Among the records below, find each line that includes the string "this" and copy it.

[Figure record listings]
________

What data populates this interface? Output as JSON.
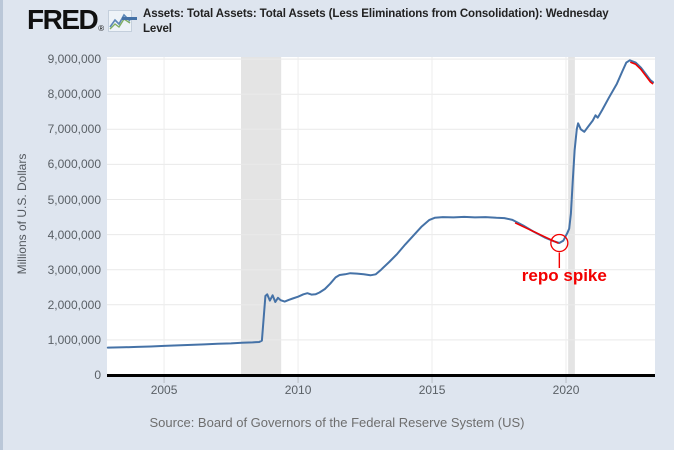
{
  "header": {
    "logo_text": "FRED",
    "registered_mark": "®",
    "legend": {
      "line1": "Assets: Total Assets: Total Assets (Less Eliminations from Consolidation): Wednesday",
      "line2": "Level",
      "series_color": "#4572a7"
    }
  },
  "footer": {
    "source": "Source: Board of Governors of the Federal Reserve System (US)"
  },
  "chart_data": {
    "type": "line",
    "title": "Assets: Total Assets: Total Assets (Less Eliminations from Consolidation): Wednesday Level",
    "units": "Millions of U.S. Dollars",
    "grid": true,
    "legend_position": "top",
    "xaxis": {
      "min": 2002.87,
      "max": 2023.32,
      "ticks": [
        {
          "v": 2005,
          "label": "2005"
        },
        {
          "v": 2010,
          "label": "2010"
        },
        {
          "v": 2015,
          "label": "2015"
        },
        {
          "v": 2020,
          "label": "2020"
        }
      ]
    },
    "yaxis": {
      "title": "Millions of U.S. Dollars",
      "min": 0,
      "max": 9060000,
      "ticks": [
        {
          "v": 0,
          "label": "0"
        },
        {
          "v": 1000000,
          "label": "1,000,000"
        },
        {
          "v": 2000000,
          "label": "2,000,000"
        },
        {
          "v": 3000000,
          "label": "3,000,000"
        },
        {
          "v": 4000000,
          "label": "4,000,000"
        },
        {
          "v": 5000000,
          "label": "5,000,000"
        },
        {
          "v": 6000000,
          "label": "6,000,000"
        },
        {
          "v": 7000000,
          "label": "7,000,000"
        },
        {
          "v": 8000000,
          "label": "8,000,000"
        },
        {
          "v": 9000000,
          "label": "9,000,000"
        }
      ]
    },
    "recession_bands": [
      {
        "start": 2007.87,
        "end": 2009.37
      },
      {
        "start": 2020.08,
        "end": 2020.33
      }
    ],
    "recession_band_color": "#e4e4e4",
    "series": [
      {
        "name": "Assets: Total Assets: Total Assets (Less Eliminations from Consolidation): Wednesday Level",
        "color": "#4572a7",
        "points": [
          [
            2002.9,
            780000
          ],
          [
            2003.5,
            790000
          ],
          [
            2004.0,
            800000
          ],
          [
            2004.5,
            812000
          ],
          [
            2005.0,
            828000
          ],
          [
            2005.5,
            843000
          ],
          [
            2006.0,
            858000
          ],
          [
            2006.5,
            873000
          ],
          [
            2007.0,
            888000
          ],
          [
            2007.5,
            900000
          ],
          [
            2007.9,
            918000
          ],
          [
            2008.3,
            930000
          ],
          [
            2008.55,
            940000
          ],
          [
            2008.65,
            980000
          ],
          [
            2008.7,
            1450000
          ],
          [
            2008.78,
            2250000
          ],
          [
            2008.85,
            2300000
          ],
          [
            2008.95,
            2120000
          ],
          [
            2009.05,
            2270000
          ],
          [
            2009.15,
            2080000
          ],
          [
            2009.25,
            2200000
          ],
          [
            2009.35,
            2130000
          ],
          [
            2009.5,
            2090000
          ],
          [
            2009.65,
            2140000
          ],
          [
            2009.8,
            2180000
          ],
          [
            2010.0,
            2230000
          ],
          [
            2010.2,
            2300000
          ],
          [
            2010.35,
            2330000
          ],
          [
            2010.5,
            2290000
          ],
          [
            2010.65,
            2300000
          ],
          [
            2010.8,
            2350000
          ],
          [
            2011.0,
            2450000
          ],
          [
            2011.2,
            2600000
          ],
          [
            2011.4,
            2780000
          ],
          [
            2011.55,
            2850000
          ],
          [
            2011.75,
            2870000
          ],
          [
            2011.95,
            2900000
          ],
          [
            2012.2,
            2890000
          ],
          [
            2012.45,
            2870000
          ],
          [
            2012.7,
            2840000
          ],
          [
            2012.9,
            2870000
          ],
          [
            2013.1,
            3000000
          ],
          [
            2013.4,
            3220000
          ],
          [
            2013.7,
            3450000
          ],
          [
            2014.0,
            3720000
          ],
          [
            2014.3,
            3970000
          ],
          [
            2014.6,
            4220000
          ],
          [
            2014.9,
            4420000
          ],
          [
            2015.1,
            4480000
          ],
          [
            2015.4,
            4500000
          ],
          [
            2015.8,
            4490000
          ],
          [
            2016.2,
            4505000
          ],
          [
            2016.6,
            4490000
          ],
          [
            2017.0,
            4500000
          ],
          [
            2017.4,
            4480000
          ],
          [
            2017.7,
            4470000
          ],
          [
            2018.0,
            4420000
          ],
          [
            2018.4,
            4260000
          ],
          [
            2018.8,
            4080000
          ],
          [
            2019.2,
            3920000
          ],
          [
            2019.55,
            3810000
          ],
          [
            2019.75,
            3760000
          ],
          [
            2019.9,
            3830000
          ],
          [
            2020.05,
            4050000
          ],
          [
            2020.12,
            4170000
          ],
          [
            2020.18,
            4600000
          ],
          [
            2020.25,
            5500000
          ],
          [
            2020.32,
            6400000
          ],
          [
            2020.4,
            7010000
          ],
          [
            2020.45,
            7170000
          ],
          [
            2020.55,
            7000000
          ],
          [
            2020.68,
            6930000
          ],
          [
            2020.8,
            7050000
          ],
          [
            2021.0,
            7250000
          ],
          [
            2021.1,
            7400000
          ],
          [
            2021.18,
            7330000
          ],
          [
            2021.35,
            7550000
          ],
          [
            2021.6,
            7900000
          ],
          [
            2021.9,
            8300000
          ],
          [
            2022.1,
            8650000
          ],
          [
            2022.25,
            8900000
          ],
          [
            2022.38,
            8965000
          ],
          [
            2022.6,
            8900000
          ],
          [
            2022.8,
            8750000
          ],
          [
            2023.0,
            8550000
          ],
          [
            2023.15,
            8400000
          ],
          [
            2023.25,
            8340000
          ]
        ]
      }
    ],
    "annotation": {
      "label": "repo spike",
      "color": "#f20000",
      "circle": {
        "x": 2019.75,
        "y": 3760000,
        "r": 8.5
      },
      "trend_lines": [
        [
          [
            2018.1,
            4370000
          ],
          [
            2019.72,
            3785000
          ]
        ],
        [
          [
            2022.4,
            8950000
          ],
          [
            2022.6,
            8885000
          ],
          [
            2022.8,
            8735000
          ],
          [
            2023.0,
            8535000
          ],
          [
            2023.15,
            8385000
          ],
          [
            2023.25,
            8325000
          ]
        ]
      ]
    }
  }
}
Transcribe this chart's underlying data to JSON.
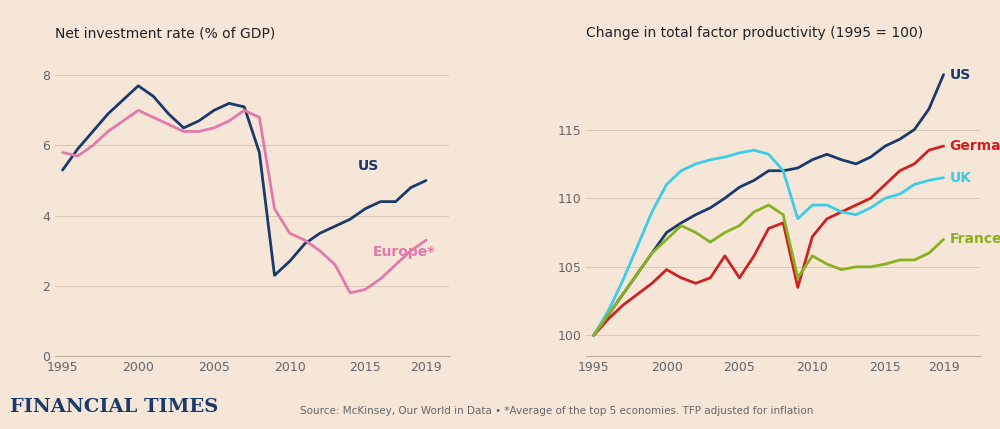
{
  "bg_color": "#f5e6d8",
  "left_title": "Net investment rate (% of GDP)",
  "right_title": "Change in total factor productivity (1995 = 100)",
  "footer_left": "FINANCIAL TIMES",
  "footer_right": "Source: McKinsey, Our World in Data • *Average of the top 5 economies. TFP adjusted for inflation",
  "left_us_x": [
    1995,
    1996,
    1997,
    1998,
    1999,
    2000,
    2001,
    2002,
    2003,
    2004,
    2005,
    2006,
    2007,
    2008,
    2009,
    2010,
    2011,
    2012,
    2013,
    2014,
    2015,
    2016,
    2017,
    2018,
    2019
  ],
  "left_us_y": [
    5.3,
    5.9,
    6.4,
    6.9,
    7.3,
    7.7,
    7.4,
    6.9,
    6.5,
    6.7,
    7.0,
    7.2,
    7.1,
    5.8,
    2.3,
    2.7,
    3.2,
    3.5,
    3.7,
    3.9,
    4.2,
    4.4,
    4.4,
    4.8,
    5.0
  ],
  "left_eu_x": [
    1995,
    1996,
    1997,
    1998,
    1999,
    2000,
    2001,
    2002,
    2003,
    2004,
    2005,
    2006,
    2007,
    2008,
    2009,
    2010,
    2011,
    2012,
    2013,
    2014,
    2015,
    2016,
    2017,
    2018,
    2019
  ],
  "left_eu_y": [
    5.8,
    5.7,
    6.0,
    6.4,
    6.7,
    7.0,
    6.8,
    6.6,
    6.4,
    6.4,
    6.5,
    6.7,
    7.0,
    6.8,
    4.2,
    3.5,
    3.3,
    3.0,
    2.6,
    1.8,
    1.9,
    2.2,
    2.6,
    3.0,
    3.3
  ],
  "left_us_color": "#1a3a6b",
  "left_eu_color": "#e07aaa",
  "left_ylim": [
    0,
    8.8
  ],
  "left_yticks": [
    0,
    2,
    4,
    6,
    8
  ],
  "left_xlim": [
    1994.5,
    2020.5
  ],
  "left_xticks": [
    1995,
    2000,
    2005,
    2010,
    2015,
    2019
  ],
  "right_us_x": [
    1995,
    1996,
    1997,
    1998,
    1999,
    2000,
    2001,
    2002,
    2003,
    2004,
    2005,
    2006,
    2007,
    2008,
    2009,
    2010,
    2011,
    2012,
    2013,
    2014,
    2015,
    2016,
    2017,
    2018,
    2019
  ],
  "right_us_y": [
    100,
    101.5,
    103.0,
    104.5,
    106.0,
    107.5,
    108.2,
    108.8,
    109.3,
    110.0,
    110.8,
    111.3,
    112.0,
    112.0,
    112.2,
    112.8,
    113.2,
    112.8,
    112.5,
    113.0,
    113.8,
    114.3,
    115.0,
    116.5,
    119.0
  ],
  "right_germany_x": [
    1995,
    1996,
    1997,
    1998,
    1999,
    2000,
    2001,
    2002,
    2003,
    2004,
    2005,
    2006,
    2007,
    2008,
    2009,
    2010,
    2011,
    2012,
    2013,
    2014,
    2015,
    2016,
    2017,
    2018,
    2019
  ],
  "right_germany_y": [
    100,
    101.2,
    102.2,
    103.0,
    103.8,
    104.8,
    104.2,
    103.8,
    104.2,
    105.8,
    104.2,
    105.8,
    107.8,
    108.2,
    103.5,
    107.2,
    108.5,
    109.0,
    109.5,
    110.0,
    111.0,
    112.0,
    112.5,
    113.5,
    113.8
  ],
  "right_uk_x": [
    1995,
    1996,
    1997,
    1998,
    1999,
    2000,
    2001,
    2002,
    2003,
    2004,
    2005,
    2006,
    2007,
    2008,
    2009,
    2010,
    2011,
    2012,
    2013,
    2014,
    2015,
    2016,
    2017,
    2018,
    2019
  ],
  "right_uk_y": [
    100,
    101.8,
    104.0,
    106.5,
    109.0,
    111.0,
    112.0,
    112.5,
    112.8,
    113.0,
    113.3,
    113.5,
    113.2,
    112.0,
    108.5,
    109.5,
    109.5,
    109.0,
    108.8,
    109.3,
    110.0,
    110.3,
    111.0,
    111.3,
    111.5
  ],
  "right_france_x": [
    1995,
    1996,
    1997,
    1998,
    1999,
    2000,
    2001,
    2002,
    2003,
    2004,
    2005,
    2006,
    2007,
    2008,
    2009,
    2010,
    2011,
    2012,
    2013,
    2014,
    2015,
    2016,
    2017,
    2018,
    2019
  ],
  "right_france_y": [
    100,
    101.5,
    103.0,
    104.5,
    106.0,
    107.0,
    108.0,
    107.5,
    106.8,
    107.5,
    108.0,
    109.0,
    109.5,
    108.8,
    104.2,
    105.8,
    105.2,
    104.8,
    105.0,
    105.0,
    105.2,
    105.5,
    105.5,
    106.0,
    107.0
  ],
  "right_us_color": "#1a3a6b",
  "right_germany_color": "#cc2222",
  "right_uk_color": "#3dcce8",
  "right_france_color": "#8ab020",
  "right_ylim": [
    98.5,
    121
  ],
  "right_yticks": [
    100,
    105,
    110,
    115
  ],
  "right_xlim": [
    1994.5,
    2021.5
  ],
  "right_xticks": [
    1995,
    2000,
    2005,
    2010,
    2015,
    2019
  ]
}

________

• FULL OUTPUT:
What data populates this interface? Output as JSON.
Transcribe this chart's underlying data to JSON.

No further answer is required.